Prompt: Collect each line of the entries that holds the string "name".

Records contained in a dataset:
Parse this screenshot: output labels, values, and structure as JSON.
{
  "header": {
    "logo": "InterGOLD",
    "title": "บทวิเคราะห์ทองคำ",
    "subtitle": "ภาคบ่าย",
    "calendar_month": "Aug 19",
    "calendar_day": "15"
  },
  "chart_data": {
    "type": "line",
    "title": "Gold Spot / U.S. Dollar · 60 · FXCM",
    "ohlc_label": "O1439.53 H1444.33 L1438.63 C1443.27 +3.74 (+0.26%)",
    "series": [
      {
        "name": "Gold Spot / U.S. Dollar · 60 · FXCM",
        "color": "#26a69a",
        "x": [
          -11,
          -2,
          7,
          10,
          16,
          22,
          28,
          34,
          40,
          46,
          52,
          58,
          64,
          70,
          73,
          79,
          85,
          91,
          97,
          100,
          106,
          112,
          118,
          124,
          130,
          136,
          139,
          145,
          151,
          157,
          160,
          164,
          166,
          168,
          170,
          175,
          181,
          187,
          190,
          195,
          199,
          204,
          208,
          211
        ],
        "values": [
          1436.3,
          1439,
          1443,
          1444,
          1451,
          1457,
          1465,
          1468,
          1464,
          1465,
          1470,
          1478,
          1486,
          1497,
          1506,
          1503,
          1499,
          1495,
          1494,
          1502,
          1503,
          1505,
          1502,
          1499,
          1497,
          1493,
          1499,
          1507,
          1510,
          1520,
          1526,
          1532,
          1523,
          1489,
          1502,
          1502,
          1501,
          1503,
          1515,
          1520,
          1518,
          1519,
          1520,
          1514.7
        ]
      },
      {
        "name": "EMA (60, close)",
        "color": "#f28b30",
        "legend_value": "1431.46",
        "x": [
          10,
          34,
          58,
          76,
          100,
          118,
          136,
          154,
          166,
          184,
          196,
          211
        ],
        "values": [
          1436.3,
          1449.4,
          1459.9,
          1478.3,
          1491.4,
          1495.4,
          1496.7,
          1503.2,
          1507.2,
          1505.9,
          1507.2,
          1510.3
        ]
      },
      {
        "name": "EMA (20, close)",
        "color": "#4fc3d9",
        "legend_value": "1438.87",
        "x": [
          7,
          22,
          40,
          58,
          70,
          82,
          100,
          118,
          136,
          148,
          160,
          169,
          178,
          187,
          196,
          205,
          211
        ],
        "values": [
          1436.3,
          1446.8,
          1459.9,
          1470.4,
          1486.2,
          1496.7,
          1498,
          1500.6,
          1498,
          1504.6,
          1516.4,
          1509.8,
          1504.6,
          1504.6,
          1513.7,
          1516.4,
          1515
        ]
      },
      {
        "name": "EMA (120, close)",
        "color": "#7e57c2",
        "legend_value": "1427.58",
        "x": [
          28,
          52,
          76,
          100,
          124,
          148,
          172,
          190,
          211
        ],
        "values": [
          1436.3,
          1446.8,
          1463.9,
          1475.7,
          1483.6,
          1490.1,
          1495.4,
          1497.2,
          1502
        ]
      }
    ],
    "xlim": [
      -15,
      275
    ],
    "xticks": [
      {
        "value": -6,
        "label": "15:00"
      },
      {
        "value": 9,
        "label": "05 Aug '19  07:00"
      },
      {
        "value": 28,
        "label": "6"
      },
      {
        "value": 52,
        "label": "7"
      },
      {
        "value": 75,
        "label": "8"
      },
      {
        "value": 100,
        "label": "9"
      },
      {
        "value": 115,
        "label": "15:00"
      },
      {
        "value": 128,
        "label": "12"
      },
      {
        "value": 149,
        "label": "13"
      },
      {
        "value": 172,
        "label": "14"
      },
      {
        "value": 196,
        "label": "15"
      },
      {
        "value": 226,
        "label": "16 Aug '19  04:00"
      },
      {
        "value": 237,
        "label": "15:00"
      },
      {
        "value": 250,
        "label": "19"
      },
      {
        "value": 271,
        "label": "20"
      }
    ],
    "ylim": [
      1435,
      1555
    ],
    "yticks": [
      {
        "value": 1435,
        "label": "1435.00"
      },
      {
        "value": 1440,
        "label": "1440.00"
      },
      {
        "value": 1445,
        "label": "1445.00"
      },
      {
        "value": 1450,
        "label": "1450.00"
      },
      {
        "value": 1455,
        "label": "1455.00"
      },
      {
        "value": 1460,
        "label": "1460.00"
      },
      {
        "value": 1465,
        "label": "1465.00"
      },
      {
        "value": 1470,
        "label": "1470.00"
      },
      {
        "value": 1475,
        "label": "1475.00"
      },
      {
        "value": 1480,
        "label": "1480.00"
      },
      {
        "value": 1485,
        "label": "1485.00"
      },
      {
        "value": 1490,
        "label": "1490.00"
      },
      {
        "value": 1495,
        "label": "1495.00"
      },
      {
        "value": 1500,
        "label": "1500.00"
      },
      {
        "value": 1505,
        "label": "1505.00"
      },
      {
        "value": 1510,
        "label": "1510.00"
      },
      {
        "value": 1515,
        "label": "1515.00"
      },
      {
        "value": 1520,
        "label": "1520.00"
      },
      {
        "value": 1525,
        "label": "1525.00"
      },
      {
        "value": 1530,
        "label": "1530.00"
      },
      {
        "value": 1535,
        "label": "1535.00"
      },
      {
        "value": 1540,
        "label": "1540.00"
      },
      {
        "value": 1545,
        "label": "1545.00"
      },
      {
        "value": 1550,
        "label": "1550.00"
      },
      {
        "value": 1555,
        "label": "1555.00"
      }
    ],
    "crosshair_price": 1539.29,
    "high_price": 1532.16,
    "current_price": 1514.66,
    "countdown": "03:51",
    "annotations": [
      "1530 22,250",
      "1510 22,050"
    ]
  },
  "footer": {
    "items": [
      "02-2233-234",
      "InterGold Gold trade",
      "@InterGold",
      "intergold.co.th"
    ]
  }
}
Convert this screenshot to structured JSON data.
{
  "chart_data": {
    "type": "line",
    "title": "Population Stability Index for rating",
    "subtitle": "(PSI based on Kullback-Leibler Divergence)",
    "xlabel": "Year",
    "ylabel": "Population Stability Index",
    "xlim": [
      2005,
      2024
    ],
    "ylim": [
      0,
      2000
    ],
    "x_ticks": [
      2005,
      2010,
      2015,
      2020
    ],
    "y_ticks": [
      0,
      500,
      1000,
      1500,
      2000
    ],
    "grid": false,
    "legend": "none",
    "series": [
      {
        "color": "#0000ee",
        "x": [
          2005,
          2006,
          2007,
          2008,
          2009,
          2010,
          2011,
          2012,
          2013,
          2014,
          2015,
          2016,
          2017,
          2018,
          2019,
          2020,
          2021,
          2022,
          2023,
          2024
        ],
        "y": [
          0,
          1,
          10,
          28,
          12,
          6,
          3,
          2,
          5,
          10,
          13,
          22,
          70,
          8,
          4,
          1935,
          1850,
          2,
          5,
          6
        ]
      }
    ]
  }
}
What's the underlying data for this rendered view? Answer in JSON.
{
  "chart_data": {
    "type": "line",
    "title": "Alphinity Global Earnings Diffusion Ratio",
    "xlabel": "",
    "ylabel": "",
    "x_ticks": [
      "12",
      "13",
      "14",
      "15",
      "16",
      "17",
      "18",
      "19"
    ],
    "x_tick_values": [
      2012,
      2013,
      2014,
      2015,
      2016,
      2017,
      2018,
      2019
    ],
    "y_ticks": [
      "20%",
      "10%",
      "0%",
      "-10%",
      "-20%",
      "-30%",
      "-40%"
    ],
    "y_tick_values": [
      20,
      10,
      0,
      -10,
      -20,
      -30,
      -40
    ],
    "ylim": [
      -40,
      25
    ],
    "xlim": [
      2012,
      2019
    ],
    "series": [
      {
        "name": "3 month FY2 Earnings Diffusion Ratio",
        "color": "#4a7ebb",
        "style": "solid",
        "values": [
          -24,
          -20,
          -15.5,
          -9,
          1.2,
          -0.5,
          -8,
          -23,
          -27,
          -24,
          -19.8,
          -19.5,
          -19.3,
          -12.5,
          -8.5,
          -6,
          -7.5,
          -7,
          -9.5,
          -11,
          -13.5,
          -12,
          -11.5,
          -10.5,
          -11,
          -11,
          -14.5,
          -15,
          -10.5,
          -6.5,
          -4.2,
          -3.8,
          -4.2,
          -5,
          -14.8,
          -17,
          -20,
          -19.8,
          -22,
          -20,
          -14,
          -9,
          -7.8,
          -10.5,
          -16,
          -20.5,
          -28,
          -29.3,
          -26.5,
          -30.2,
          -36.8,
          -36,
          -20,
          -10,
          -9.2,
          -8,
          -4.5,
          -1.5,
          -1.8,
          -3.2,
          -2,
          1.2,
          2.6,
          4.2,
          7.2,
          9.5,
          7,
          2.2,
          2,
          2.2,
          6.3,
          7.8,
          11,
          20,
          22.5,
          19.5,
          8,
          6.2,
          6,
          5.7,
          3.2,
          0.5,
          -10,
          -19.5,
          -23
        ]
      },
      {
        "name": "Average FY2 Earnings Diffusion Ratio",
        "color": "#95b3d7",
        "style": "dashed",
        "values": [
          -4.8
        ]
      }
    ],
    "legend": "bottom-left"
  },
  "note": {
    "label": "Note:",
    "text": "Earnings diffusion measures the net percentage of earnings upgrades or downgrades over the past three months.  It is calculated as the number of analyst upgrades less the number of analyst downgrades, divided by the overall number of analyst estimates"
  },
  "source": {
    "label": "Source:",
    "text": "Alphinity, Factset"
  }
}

Task response:
        "name": "Gold Spot / U.S. Dollar · 60 · FXCM",
        "name": "EMA (60, close)",
        "name": "EMA (20, close)",
        "name": "EMA (120, close)",
        "name": "3 month FY2 Earnings Diffusion Ratio",
        "name": "Average FY2 Earnings Diffusion Ratio",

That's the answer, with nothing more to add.